WHAT THIS TASK INVOLVES: For the data that follows, report how many lines contain the word "date", and nothing else.

DATA FOR PROCESSING:
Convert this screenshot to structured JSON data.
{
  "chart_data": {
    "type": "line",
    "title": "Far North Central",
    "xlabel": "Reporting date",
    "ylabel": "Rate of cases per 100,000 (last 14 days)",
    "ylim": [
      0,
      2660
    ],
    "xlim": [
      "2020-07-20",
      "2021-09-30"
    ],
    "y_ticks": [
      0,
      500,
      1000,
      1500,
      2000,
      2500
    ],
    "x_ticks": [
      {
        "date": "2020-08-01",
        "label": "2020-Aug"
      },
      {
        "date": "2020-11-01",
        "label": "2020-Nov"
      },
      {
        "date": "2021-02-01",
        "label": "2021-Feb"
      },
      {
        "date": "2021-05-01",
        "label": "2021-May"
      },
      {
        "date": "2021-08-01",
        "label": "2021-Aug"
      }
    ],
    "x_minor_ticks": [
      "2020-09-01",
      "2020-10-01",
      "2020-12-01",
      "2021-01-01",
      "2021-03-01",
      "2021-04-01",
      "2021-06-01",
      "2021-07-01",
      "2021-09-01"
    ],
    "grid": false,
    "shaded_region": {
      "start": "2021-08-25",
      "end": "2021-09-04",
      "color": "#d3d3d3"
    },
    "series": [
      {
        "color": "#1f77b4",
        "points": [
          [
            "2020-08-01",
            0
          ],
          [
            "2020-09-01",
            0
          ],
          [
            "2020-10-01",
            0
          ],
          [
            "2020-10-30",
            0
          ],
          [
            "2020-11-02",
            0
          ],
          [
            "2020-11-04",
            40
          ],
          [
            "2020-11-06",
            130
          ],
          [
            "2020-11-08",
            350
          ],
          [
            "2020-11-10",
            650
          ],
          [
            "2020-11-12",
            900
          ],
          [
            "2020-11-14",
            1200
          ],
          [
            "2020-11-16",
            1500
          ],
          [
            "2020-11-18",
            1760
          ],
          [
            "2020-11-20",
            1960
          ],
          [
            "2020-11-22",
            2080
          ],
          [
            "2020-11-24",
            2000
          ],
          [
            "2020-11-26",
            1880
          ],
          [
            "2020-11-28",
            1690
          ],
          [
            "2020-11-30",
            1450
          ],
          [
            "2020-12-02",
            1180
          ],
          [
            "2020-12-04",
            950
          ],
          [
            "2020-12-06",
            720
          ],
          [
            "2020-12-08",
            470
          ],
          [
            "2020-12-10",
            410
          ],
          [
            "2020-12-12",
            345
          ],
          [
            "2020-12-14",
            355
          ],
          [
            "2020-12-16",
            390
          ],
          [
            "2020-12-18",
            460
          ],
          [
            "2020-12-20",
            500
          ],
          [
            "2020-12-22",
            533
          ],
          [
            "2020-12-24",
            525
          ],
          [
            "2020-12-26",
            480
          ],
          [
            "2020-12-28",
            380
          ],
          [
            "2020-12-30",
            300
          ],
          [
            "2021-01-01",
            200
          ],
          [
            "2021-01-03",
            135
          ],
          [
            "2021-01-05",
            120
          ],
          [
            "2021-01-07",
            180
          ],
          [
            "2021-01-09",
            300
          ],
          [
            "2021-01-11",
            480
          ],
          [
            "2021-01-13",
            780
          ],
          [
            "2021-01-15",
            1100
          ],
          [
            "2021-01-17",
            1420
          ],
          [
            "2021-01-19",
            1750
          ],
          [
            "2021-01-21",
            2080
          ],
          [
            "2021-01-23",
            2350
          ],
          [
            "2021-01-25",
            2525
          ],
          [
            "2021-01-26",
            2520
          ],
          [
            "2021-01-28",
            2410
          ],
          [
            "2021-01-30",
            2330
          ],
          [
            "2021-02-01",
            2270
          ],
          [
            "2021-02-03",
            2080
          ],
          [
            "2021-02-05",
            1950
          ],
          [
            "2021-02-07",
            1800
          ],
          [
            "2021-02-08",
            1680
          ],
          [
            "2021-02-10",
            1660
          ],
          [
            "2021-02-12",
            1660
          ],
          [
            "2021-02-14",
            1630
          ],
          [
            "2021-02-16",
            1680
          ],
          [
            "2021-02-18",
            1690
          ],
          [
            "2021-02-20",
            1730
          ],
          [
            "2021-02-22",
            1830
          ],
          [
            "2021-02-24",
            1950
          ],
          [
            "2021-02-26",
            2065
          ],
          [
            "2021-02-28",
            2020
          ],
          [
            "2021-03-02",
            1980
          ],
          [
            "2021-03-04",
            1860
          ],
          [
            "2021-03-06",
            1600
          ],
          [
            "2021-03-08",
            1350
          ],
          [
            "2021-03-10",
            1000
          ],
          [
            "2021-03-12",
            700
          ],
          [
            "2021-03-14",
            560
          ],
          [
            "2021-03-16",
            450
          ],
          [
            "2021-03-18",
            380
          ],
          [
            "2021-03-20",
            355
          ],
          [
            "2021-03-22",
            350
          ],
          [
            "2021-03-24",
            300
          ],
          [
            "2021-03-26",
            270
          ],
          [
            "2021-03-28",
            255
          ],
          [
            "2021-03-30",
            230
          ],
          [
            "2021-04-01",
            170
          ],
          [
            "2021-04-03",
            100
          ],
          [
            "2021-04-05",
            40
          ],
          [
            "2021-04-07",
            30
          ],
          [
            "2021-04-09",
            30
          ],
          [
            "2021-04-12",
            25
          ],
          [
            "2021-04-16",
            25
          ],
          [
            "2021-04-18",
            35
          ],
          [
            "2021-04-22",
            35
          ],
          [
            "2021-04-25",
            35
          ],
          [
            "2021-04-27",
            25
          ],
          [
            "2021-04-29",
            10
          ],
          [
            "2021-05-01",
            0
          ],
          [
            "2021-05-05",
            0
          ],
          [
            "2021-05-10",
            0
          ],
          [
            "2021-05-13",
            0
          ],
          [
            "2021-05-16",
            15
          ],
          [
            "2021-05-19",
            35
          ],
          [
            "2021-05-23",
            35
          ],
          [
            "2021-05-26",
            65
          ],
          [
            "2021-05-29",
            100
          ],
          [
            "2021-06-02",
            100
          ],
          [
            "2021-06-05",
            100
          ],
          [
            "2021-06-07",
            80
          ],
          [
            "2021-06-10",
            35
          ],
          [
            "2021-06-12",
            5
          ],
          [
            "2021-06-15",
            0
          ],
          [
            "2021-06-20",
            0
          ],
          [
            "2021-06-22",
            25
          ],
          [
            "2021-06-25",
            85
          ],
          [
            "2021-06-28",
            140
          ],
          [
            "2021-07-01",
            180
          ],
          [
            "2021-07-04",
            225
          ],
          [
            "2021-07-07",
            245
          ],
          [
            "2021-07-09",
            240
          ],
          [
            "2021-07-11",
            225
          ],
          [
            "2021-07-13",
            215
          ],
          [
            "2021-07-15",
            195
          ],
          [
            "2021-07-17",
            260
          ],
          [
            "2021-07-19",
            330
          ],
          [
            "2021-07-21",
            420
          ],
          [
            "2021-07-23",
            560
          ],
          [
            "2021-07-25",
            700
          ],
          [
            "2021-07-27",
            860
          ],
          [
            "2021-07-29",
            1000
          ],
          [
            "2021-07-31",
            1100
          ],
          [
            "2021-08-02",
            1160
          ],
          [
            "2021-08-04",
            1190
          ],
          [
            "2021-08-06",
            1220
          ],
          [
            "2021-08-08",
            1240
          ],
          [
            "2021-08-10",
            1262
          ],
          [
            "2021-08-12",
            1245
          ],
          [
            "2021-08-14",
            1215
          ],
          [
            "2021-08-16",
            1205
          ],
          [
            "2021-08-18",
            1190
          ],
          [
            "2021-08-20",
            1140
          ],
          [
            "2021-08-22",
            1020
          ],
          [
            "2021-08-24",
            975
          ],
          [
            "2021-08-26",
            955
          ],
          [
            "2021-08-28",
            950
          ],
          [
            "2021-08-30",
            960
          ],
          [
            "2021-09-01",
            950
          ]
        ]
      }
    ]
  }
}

TASK RESULT: 6